Wherever a line holds the string "date", copy that line.

Records from a collection
____

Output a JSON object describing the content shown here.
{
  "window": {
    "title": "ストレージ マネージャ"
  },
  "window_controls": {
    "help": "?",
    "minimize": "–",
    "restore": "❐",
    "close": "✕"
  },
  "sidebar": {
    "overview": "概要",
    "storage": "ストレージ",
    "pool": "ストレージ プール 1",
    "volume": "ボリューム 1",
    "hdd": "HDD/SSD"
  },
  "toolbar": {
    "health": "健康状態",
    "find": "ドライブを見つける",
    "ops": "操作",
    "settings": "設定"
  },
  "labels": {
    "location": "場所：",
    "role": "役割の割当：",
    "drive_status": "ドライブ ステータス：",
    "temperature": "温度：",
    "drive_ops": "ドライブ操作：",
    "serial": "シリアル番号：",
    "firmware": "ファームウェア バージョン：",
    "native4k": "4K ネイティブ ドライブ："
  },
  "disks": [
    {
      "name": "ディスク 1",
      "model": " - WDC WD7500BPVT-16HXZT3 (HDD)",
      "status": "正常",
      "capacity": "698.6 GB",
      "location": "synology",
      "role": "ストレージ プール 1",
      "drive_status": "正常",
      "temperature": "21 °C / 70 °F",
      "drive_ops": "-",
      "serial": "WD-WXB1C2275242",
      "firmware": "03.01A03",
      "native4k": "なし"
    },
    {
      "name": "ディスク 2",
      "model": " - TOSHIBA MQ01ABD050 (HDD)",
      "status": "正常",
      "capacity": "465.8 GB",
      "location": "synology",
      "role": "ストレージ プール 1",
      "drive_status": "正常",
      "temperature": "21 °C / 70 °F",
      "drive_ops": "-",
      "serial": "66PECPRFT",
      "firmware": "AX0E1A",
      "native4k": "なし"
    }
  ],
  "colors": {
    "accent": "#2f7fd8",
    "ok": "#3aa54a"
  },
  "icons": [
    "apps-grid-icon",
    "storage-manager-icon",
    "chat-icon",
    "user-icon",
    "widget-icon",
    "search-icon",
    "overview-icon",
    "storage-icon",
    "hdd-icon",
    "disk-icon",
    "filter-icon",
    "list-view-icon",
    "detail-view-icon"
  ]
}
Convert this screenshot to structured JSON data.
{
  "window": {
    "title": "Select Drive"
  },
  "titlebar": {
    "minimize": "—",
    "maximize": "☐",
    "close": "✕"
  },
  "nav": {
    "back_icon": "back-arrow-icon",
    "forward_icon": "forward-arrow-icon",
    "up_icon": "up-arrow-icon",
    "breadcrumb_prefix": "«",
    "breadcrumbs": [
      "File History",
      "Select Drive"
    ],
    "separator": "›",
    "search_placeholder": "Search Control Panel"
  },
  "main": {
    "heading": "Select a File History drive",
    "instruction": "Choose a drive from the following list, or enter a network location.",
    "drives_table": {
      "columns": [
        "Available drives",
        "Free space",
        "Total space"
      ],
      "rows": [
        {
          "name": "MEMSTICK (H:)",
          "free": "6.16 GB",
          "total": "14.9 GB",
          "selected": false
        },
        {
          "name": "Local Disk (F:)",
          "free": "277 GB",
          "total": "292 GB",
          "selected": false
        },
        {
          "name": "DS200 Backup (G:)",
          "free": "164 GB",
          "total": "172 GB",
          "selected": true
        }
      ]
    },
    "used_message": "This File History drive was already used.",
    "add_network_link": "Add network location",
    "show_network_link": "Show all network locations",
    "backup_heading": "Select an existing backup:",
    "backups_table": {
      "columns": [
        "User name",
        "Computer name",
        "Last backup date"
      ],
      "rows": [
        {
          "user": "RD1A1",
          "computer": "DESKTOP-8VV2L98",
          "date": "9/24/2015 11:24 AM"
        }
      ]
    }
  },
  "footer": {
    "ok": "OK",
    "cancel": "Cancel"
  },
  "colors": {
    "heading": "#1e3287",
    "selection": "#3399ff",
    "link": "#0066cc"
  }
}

____

→ **Response to the exercise**:
        "Last backup date"
          "date": "9/24/2015 11:24 AM"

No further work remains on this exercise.